** START Records for the exercise **
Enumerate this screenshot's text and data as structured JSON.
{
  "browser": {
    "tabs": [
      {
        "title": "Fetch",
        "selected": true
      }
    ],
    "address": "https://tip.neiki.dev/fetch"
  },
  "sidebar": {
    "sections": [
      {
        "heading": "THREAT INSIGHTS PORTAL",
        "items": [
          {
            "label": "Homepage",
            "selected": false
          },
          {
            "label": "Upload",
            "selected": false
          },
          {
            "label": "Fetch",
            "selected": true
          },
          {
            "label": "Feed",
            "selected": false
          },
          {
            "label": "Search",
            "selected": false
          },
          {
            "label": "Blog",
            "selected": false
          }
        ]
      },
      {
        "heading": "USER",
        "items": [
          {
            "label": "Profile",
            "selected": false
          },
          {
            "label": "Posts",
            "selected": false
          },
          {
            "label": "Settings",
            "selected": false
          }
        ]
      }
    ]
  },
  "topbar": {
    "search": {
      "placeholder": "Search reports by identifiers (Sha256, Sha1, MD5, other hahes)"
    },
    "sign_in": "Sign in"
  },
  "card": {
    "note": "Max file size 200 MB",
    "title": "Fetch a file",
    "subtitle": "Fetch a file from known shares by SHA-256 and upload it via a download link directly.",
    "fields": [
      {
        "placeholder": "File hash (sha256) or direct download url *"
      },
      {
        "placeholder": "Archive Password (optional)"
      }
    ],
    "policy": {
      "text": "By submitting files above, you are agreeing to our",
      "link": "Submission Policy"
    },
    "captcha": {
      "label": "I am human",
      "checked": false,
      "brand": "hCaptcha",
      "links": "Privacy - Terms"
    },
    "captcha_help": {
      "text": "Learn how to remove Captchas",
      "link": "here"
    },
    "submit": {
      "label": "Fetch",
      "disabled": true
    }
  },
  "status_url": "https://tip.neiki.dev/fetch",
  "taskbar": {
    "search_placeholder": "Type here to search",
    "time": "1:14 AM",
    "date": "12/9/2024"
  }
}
** END Records for the exercise **
What you will do: Your task is to reproduce the whole listing exactly.

Result for this task:
Enumerate this screenshot's text and data as structured JSON.
{
  "browser": {
    "tabs": [
      {
        "title": "Fetch",
        "selected": true
      }
    ],
    "address": "https://tip.neiki.dev/fetch"
  },
  "sidebar": {
    "sections": [
      {
        "heading": "THREAT INSIGHTS PORTAL",
        "items": [
          {
            "label": "Homepage",
            "selected": false
          },
          {
            "label": "Upload",
            "selected": false
          },
          {
            "label": "Fetch",
            "selected": true
          },
          {
            "label": "Feed",
            "selected": false
          },
          {
            "label": "Search",
            "selected": false
          },
          {
            "label": "Blog",
            "selected": false
          }
        ]
      },
      {
        "heading": "USER",
        "items": [
          {
            "label": "Profile",
            "selected": false
          },
          {
            "label": "Posts",
            "selected": false
          },
          {
            "label": "Settings",
            "selected": false
          }
        ]
      }
    ]
  },
  "topbar": {
    "search": {
      "placeholder": "Search reports by identifiers (Sha256, Sha1, MD5, other hahes)"
    },
    "sign_in": "Sign in"
  },
  "card": {
    "note": "Max file size 200 MB",
    "title": "Fetch a file",
    "subtitle": "Fetch a file from known shares by SHA-256 and upload it via a download link directly.",
    "fields": [
      {
        "placeholder": "File hash (sha256) or direct download url *"
      },
      {
        "placeholder": "Archive Password (optional)"
      }
    ],
    "policy": {
      "text": "By submitting files above, you are agreeing to our",
      "link": "Submission Policy"
    },
    "captcha": {
      "label": "I am human",
      "checked": false,
      "brand": "hCaptcha",
      "links": "Privacy - Terms"
    },
    "captcha_help": {
      "text": "Learn how to remove Captchas",
      "link": "here"
    },
    "submit": {
      "label": "Fetch",
      "disabled": true
    }
  },
  "status_url": "https://tip.neiki.dev/fetch",
  "taskbar": {
    "search_placeholder": "Type here to search",
    "time": "1:14 AM",
    "date": "12/9/2024"
  }
}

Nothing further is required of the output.